## Task to carry out
Rewrite the entries below with each occurrence of "row-checkbox" changed to "row-select-box", keeping every other character the same.

## Excerpts from a layout annotation set

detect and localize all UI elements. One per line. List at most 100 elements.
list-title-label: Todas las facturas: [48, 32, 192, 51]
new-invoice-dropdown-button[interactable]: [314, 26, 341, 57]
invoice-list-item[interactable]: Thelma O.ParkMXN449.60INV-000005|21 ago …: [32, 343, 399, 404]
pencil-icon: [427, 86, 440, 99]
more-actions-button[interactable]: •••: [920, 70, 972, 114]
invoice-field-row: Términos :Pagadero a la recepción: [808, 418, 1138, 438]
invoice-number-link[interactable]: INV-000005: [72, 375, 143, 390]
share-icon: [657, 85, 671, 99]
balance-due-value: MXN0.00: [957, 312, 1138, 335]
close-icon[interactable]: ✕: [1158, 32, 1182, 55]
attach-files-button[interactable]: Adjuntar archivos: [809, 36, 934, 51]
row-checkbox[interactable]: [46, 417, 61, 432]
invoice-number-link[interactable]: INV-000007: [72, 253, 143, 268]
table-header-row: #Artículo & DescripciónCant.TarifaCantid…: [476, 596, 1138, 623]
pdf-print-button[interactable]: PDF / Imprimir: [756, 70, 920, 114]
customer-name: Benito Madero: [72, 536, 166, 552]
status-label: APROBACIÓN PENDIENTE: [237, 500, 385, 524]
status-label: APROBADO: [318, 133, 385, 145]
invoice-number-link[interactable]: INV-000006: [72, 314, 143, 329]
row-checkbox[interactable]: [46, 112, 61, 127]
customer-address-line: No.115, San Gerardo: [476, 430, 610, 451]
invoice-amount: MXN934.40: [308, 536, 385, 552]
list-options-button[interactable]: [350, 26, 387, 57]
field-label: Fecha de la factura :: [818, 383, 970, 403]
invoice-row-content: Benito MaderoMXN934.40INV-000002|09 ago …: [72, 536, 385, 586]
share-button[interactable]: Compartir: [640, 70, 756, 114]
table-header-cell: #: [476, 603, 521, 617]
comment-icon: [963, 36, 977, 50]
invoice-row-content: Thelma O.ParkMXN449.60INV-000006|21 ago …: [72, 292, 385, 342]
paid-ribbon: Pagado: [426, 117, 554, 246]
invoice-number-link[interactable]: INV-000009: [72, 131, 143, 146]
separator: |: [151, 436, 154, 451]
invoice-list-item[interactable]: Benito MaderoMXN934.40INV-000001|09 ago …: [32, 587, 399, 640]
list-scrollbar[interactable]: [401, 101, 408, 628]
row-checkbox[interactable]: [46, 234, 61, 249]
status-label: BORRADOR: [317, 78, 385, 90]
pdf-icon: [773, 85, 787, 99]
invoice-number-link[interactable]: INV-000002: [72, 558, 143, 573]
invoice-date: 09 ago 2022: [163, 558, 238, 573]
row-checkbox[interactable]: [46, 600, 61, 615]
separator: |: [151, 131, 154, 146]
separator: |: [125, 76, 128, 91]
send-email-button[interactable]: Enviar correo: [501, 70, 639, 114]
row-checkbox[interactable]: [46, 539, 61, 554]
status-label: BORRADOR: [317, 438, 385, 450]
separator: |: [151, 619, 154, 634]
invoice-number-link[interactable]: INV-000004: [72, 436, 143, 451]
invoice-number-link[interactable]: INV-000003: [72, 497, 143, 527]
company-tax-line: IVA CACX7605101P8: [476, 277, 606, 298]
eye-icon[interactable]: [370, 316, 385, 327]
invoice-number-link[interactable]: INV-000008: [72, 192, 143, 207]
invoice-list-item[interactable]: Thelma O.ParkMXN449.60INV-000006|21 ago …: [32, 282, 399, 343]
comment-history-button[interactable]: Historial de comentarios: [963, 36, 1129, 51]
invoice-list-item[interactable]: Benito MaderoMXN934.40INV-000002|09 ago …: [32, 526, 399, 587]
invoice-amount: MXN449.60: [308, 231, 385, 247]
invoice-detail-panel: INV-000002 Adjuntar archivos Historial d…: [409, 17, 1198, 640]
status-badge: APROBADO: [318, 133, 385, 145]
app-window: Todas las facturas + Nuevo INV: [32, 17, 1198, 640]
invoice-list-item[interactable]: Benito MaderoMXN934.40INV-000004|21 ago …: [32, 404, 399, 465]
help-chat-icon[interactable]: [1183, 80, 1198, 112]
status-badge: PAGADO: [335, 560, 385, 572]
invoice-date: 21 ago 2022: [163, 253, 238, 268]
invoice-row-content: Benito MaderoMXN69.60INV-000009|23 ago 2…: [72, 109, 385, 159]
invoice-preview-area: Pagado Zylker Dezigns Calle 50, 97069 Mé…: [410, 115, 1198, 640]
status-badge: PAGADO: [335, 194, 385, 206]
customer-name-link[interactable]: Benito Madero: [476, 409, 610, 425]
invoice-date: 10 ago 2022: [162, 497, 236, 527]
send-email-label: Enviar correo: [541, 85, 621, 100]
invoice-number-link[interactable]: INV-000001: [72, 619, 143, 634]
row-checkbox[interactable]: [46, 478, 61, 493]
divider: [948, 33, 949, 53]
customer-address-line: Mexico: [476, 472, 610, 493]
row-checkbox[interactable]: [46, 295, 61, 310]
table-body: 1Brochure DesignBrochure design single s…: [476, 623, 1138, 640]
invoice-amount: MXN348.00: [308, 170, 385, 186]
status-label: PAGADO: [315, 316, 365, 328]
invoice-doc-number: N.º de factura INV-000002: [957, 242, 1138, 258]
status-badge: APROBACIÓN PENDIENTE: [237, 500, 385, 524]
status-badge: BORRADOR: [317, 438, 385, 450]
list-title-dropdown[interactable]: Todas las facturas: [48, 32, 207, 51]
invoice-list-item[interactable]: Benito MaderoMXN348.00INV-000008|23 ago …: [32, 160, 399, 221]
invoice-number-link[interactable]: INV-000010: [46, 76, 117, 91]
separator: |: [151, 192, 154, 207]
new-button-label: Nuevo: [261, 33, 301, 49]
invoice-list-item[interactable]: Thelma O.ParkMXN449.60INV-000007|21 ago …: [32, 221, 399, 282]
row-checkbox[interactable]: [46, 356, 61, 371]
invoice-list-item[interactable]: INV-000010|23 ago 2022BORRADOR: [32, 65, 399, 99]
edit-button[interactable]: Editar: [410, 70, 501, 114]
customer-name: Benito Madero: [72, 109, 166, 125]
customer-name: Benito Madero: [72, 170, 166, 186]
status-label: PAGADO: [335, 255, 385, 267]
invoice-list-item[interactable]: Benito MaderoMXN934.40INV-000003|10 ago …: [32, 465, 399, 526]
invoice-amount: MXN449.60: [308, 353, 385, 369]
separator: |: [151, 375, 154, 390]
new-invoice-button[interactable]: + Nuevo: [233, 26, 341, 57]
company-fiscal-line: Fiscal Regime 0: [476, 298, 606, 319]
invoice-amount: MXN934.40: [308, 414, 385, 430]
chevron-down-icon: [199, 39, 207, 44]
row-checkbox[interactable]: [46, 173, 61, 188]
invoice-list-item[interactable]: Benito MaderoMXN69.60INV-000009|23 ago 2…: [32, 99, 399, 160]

## Result
detect and localize all UI elements. One per line. List at most 100 elements.
list-title-label: Todas las facturas: [48, 32, 192, 51]
new-invoice-dropdown-button[interactable]: [314, 26, 341, 57]
invoice-list-item[interactable]: Thelma O.ParkMXN449.60INV-000005|21 ago …: [32, 343, 399, 404]
pencil-icon: [427, 86, 440, 99]
more-actions-button[interactable]: •••: [920, 70, 972, 114]
invoice-field-row: Términos :Pagadero a la recepción: [808, 418, 1138, 438]
invoice-number-link[interactable]: INV-000005: [72, 375, 143, 390]
share-icon: [657, 85, 671, 99]
balance-due-value: MXN0.00: [957, 312, 1138, 335]
close-icon[interactable]: ✕: [1158, 32, 1182, 55]
attach-files-button[interactable]: Adjuntar archivos: [809, 36, 934, 51]
row-select-box[interactable]: [46, 417, 61, 432]
invoice-number-link[interactable]: INV-000007: [72, 253, 143, 268]
table-header-row: #Artículo & DescripciónCant.TarifaCantid…: [476, 596, 1138, 623]
pdf-print-button[interactable]: PDF / Imprimir: [756, 70, 920, 114]
customer-name: Benito Madero: [72, 536, 166, 552]
status-label: APROBACIÓN PENDIENTE: [237, 500, 385, 524]
status-label: APROBADO: [318, 133, 385, 145]
invoice-number-link[interactable]: INV-000006: [72, 314, 143, 329]
row-select-box[interactable]: [46, 112, 61, 127]
customer-address-line: No.115, San Gerardo: [476, 430, 610, 451]
invoice-amount: MXN934.40: [308, 536, 385, 552]
list-options-button[interactable]: [350, 26, 387, 57]
field-label: Fecha de la factura :: [818, 383, 970, 403]
invoice-row-content: Benito MaderoMXN934.40INV-000002|09 ago …: [72, 536, 385, 586]
share-button[interactable]: Compartir: [640, 70, 756, 114]
table-header-cell: #: [476, 603, 521, 617]
comment-icon: [963, 36, 977, 50]
invoice-row-content: Thelma O.ParkMXN449.60INV-000006|21 ago …: [72, 292, 385, 342]
paid-ribbon: Pagado: [426, 117, 554, 246]
invoice-number-link[interactable]: INV-000009: [72, 131, 143, 146]
separator: |: [151, 436, 154, 451]
invoice-list-item[interactable]: Benito MaderoMXN934.40INV-000001|09 ago …: [32, 587, 399, 640]
list-scrollbar[interactable]: [401, 101, 408, 628]
row-select-box[interactable]: [46, 234, 61, 249]
status-label: BORRADOR: [317, 78, 385, 90]
pdf-icon: [773, 85, 787, 99]
invoice-number-link[interactable]: INV-000002: [72, 558, 143, 573]
invoice-date: 09 ago 2022: [163, 558, 238, 573]
row-select-box[interactable]: [46, 600, 61, 615]
separator: |: [151, 131, 154, 146]
separator: |: [125, 76, 128, 91]
send-email-button[interactable]: Enviar correo: [501, 70, 639, 114]
row-select-box[interactable]: [46, 539, 61, 554]
status-label: BORRADOR: [317, 438, 385, 450]
separator: |: [151, 619, 154, 634]
invoice-number-link[interactable]: INV-000004: [72, 436, 143, 451]
invoice-number-link[interactable]: INV-000003: [72, 497, 143, 527]
company-tax-line: IVA CACX7605101P8: [476, 277, 606, 298]
eye-icon[interactable]: [370, 316, 385, 327]
invoice-number-link[interactable]: INV-000008: [72, 192, 143, 207]
invoice-list-item[interactable]: Thelma O.ParkMXN449.60INV-000006|21 ago …: [32, 282, 399, 343]
comment-history-button[interactable]: Historial de comentarios: [963, 36, 1129, 51]
invoice-list-item[interactable]: Benito MaderoMXN934.40INV-000002|09 ago …: [32, 526, 399, 587]
invoice-amount: MXN449.60: [308, 231, 385, 247]
invoice-detail-panel: INV-000002 Adjuntar archivos Historial d…: [409, 17, 1198, 640]
status-badge: APROBADO: [318, 133, 385, 145]
app-window: Todas las facturas + Nuevo INV: [32, 17, 1198, 640]
invoice-list-item[interactable]: Benito MaderoMXN934.40INV-000004|21 ago …: [32, 404, 399, 465]
help-chat-icon[interactable]: [1183, 80, 1198, 112]
status-badge: PAGADO: [335, 560, 385, 572]
invoice-date: 21 ago 2022: [163, 253, 238, 268]
invoice-row-content: Benito MaderoMXN69.60INV-000009|23 ago 2…: [72, 109, 385, 159]
invoice-preview-area: Pagado Zylker Dezigns Calle 50, 97069 Mé…: [410, 115, 1198, 640]
status-badge: PAGADO: [335, 194, 385, 206]
customer-name-link[interactable]: Benito Madero: [476, 409, 610, 425]
invoice-date: 10 ago 2022: [162, 497, 236, 527]
send-email-label: Enviar correo: [541, 85, 621, 100]
invoice-number-link[interactable]: INV-000001: [72, 619, 143, 634]
row-select-box[interactable]: [46, 478, 61, 493]
divider: [948, 33, 949, 53]
customer-address-line: Mexico: [476, 472, 610, 493]
row-select-box[interactable]: [46, 295, 61, 310]
table-body: 1Brochure DesignBrochure design single s…: [476, 623, 1138, 640]
invoice-amount: MXN348.00: [308, 170, 385, 186]
status-label: PAGADO: [315, 316, 365, 328]
invoice-doc-number: N.º de factura INV-000002: [957, 242, 1138, 258]
status-badge: APROBACIÓN PENDIENTE: [237, 500, 385, 524]
status-badge: BORRADOR: [317, 438, 385, 450]
list-title-dropdown[interactable]: Todas las facturas: [48, 32, 207, 51]
invoice-list-item[interactable]: Benito MaderoMXN348.00INV-000008|23 ago …: [32, 160, 399, 221]
invoice-number-link[interactable]: INV-000010: [46, 76, 117, 91]
separator: |: [151, 192, 154, 207]
new-button-label: Nuevo: [261, 33, 301, 49]
invoice-list-item[interactable]: Thelma O.ParkMXN449.60INV-000007|21 ago …: [32, 221, 399, 282]
row-select-box[interactable]: [46, 356, 61, 371]
invoice-list-item[interactable]: INV-000010|23 ago 2022BORRADOR: [32, 65, 399, 99]
edit-button[interactable]: Editar: [410, 70, 501, 114]
customer-name: Benito Madero: [72, 109, 166, 125]
customer-name: Benito Madero: [72, 170, 166, 186]
status-label: PAGADO: [335, 255, 385, 267]
invoice-list-item[interactable]: Benito MaderoMXN934.40INV-000003|10 ago …: [32, 465, 399, 526]
invoice-amount: MXN449.60: [308, 353, 385, 369]
separator: |: [151, 375, 154, 390]
new-invoice-button[interactable]: + Nuevo: [233, 26, 341, 57]
company-fiscal-line: Fiscal Regime 0: [476, 298, 606, 319]
invoice-amount: MXN934.40: [308, 414, 385, 430]
chevron-down-icon: [199, 39, 207, 44]
row-select-box[interactable]: [46, 173, 61, 188]
invoice-list-item[interactable]: Benito MaderoMXN69.60INV-000009|23 ago 2…: [32, 99, 399, 160]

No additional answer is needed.